* **Written request**
Work out how many lines in the listing below include the word "right". Give nothing but the number.

* * * *

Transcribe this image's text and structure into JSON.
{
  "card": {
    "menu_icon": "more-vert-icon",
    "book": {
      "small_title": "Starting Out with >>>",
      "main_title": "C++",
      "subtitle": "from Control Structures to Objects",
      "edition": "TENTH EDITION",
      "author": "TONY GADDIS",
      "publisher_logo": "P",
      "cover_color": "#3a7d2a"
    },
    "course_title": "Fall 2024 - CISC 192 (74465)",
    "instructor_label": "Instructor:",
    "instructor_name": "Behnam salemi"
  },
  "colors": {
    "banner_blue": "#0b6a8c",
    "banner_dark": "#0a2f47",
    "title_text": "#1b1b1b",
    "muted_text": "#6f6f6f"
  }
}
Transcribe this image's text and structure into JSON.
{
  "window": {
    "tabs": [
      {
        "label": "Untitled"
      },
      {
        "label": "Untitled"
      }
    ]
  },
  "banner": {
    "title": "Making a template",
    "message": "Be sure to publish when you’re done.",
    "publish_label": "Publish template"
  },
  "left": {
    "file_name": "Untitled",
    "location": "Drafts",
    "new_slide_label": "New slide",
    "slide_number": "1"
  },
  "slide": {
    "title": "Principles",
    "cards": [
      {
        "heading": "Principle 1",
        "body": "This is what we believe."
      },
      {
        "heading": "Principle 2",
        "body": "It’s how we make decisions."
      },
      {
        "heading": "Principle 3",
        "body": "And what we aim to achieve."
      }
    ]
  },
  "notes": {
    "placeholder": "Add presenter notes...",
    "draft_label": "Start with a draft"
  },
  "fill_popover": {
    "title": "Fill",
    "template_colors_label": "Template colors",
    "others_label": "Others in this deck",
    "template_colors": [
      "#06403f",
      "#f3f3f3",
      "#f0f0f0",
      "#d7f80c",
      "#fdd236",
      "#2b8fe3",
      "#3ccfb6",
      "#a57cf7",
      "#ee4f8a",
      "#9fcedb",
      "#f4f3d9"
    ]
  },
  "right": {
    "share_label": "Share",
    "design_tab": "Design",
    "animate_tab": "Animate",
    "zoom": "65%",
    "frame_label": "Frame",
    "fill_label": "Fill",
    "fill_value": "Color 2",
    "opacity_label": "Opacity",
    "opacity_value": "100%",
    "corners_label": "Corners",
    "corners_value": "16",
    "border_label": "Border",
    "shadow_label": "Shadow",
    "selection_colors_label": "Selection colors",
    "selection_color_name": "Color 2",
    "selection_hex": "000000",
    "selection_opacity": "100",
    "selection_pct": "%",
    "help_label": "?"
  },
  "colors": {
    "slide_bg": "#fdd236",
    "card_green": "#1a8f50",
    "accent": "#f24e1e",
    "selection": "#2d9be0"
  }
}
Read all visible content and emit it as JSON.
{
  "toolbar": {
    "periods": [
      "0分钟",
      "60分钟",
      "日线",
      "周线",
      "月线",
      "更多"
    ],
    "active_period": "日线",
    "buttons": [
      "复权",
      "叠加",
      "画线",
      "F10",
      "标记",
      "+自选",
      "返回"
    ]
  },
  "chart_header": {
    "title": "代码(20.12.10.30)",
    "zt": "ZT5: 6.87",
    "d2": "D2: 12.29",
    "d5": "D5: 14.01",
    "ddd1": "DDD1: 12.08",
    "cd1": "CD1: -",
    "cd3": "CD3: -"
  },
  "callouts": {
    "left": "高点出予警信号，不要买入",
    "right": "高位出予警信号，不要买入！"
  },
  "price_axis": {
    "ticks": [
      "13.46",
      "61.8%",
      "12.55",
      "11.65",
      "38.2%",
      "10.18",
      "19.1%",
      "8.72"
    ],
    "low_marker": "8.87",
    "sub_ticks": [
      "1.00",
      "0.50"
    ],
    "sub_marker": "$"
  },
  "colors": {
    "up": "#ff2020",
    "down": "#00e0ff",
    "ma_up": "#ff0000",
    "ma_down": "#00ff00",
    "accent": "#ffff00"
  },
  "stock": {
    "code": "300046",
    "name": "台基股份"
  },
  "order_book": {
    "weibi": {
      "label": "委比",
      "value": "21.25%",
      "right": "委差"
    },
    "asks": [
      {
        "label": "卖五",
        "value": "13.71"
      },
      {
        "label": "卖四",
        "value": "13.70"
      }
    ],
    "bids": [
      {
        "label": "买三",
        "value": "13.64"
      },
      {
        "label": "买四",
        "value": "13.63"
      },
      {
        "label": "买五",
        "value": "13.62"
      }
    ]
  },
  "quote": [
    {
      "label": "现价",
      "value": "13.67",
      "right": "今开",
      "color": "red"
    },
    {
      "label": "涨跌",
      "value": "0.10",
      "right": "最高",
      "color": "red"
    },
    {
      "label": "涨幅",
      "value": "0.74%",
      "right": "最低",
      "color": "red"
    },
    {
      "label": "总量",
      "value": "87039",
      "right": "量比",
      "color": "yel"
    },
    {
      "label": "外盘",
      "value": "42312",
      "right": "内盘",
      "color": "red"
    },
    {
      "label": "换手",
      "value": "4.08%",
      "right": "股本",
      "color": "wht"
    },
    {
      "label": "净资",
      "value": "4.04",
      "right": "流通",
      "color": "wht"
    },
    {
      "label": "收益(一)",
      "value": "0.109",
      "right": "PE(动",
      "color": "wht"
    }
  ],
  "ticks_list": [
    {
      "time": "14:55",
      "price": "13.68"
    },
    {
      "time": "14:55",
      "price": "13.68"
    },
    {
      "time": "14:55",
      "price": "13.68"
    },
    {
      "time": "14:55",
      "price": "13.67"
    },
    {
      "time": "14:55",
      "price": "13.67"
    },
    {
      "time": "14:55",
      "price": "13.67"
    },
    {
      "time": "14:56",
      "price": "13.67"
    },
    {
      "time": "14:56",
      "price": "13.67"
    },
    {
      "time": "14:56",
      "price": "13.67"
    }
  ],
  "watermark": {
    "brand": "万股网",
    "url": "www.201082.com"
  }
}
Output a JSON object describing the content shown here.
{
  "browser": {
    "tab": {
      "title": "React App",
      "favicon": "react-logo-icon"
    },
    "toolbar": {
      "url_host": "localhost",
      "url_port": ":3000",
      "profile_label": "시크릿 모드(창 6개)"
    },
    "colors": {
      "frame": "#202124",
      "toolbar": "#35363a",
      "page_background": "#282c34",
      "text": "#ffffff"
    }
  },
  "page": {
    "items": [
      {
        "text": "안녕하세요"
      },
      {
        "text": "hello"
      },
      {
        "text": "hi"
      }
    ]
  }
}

* * * *

* **Output of the exercise**
11